### GIVEN EXERCISE
Reproduce every record below exactly as written, leaving out any pictures.

-- Begin PROVIDED RECORDS --

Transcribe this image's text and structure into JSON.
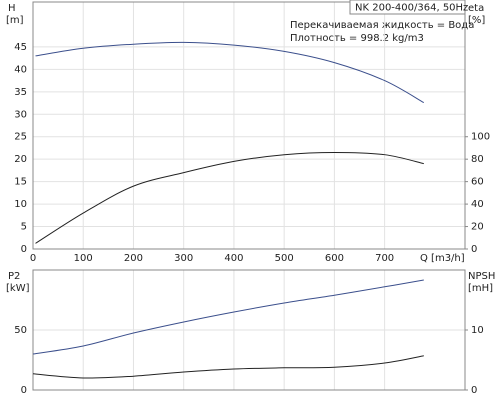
{
  "chart_data": [
    {
      "type": "line",
      "title": "NK 200-400/364, 50Hz",
      "annotations": [
        "Перекачиваемая жидкость = Вода",
        "Плотность = 998.2 kg/m3"
      ],
      "xlabel": "Q [m3/h]",
      "xlim": [
        0,
        860
      ],
      "xticks": [
        0,
        100,
        200,
        300,
        400,
        500,
        600,
        700
      ],
      "ylabel": "H",
      "ylabel_unit": "[m]",
      "ylim": [
        0,
        55
      ],
      "yticks": [
        0,
        5,
        10,
        15,
        20,
        25,
        30,
        35,
        40,
        45
      ],
      "y2label": "eta",
      "y2label_unit": "[%]",
      "y2lim": [
        0,
        220
      ],
      "y2ticks": [
        0,
        20,
        40,
        60,
        80,
        100
      ],
      "grid": true,
      "x": [
        5,
        100,
        200,
        300,
        400,
        500,
        600,
        700,
        778
      ],
      "series": [
        {
          "name": "H",
          "color": "#3b4f8c",
          "values": [
            43,
            44.7,
            45.6,
            46,
            45.4,
            44,
            41.5,
            37.5,
            32.6
          ]
        },
        {
          "name": "eta",
          "color": "#222222",
          "axis": "y2",
          "values": [
            5,
            32,
            56,
            68,
            78,
            84,
            86,
            84,
            76
          ]
        }
      ]
    },
    {
      "type": "line",
      "xlim": [
        0,
        860
      ],
      "ylabel": "P2",
      "ylabel_unit": "[kW]",
      "ylim": [
        0,
        100
      ],
      "yticks": [
        0,
        50
      ],
      "y2label": "NPSH",
      "y2label_unit": "[mH]",
      "y2lim": [
        0,
        20
      ],
      "y2ticks": [
        0,
        10
      ],
      "grid": true,
      "x": [
        0,
        100,
        200,
        300,
        400,
        500,
        600,
        700,
        778
      ],
      "series": [
        {
          "name": "P2",
          "color": "#3b4f8c",
          "values": [
            30,
            36.7,
            47.5,
            56.7,
            65,
            72.5,
            79,
            86,
            91.7
          ]
        },
        {
          "name": "NPSH",
          "color": "#222222",
          "axis": "y2",
          "values": [
            2.7,
            2,
            2.3,
            3,
            3.5,
            3.7,
            3.8,
            4.5,
            5.7
          ]
        }
      ]
    }
  ]
}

-- End PROVIDED RECORDS --

### EXERCISE SOLUTION
Transcribe this image's text and structure into JSON.
{
  "chart_data": [
    {
      "type": "line",
      "title": "NK 200-400/364, 50Hz",
      "annotations": [
        "Перекачиваемая жидкость = Вода",
        "Плотность = 998.2 kg/m3"
      ],
      "xlabel": "Q [m3/h]",
      "xlim": [
        0,
        860
      ],
      "xticks": [
        0,
        100,
        200,
        300,
        400,
        500,
        600,
        700
      ],
      "ylabel": "H",
      "ylabel_unit": "[m]",
      "ylim": [
        0,
        55
      ],
      "yticks": [
        0,
        5,
        10,
        15,
        20,
        25,
        30,
        35,
        40,
        45
      ],
      "y2label": "eta",
      "y2label_unit": "[%]",
      "y2lim": [
        0,
        220
      ],
      "y2ticks": [
        0,
        20,
        40,
        60,
        80,
        100
      ],
      "grid": true,
      "x": [
        5,
        100,
        200,
        300,
        400,
        500,
        600,
        700,
        778
      ],
      "series": [
        {
          "name": "H",
          "color": "#3b4f8c",
          "values": [
            43,
            44.7,
            45.6,
            46,
            45.4,
            44,
            41.5,
            37.5,
            32.6
          ]
        },
        {
          "name": "eta",
          "color": "#222222",
          "axis": "y2",
          "values": [
            5,
            32,
            56,
            68,
            78,
            84,
            86,
            84,
            76
          ]
        }
      ]
    },
    {
      "type": "line",
      "xlim": [
        0,
        860
      ],
      "ylabel": "P2",
      "ylabel_unit": "[kW]",
      "ylim": [
        0,
        100
      ],
      "yticks": [
        0,
        50
      ],
      "y2label": "NPSH",
      "y2label_unit": "[mH]",
      "y2lim": [
        0,
        20
      ],
      "y2ticks": [
        0,
        10
      ],
      "grid": true,
      "x": [
        0,
        100,
        200,
        300,
        400,
        500,
        600,
        700,
        778
      ],
      "series": [
        {
          "name": "P2",
          "color": "#3b4f8c",
          "values": [
            30,
            36.7,
            47.5,
            56.7,
            65,
            72.5,
            79,
            86,
            91.7
          ]
        },
        {
          "name": "NPSH",
          "color": "#222222",
          "axis": "y2",
          "values": [
            2.7,
            2,
            2.3,
            3,
            3.5,
            3.7,
            3.8,
            4.5,
            5.7
          ]
        }
      ]
    }
  ]
}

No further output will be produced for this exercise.